TEXTO FORNECIDO
..........
5) Apesar de a alíquota do Imposto de Importação ter permanecido elevada de forma excepcional por 10 anos, a empresa que pleiteou esta medida e seus pares localizados em Manaus não se tornaram mais competitivos e  não desenvolveram tecnologia.

Em 2011, o Brasil produziu 4,65 milhões de bicicletas e em 2019 produziu 3,8 milhões, ou seja, 850 mil unidades a menos. Ainda em 2011, o Brasil exportou 3 mil bicicletas e, em 2019, foram exportadas 22 mil unidades, sendo estas exportações concentradas por produtores localizados em São Paulo (48%), Minas Gerais (26%), Santa Catarina (12%) e Paraná (11%). O Polo Industrial de Manaus não exportou nenhuma bicicleta. O PPB (Processo Produtivo Básico) de bicicletas foi afrouxado para permitir a importação dos principais componentes que exigem desenvolvimento de tecnologia.

Ou seja, se a elevação da alíquota servisse para permitir o desenvolvimento da competitividade das empresas sediadas em Manaus, elas teriam passado a exportar e a produzir componentes de alto valor agregado, aumentando significativamente o número de empregos gerados, o que não ocorreu.

6) A fake news dos empregos. Foram veiculadas informações de que a medida do governo federal iria acarretar em uma perda de mais de 4 mil empregos no Polo Industrial de Manaus (PIM). Alguns falaram até em 30 mil empregos! Entretanto, de acordo com dados da RAIS/Secretaria Especial de Previdência e Trabalho (Ministério da Economia), as empresas de bicicletas localizadas no PIM geram 1.004 empregos diretos dos 8.000 existentes na indústria de bicicletas espalhada pelo país. Apenas o Estado de SP gera 3.781 empregos diretos na atividade de indústria de bicicletas.

Não há nenhum elemento probatório que indique que o PIM demitiria as mil pessoas contratadas atualmente. Mesmo com a alíquota um pouco mais justa, o Polo de Manaus continuará importando com imposto de importação de 1,92%, continuará com isenção de IPI e de outros tributos, permanecendo com enorme vantagem competitiva sobre as demais empresas sediadas no restante do país. A alíquota excessiva de 35%, portanto, serve apenas para aumentar o lucro de algumas poucas empresas em detrimento do acesso da população a este produto essencial que é a bicicleta.

7) Ainda sobre empregos, quem se beneficiaria diretamente com bicicletas mais acessíveis à população são as lojas de bicicletas. Estas representam o setor que mais emprega no Brasil, com 15 mil empregos diretos. Ou seja, a medida publicada pelo governo federal vai gerar mais empregos, exatamente onde mais se emprega hoje.
..........
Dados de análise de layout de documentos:
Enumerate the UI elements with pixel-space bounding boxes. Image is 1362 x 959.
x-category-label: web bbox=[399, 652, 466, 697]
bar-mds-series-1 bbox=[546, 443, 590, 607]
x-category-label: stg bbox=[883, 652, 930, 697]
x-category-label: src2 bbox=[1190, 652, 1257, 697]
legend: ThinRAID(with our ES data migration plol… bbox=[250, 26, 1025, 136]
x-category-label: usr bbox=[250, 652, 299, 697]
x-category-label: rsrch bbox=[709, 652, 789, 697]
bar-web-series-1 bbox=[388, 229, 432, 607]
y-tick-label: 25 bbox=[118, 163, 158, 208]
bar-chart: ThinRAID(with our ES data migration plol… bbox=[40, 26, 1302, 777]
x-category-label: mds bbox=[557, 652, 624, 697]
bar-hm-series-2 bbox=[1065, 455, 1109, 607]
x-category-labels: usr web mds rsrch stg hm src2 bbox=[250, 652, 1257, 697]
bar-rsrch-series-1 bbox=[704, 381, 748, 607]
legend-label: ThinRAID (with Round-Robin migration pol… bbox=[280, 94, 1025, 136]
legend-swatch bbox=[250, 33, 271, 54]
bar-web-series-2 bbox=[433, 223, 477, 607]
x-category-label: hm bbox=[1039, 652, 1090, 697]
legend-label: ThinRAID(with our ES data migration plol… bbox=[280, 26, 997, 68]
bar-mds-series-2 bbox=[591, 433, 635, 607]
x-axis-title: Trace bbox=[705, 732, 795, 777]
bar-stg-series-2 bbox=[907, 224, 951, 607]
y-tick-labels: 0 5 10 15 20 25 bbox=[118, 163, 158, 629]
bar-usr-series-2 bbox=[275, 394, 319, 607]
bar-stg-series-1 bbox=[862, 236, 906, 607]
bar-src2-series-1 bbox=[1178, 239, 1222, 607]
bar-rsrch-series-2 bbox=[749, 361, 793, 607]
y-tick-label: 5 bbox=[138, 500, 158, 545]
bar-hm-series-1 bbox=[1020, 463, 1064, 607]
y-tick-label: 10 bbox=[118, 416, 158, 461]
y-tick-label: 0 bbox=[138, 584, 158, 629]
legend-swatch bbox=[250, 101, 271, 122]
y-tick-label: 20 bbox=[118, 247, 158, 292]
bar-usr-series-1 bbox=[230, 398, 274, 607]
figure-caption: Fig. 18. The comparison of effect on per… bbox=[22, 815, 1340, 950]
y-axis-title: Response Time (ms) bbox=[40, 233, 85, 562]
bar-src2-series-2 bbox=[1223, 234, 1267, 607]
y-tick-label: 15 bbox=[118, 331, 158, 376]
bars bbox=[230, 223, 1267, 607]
..........
Responda com base no texto fornecido, sobre a alíquota de importação de bicicletas:
1. Quantas bicicletas o Brasil exportou em 2019?
2. Segundo os dados da RAIS, quantos empregos diretos geram as empresas de bicicletas localizadas no PIM?
3. Quantos empregos diretos as lojas de bicicletas representam no Brasil?

RESULTADO DA TAREFA
1. 22 mil unidades.
2. 1.004 empregos diretos.
3. 15 mil empregos diretos.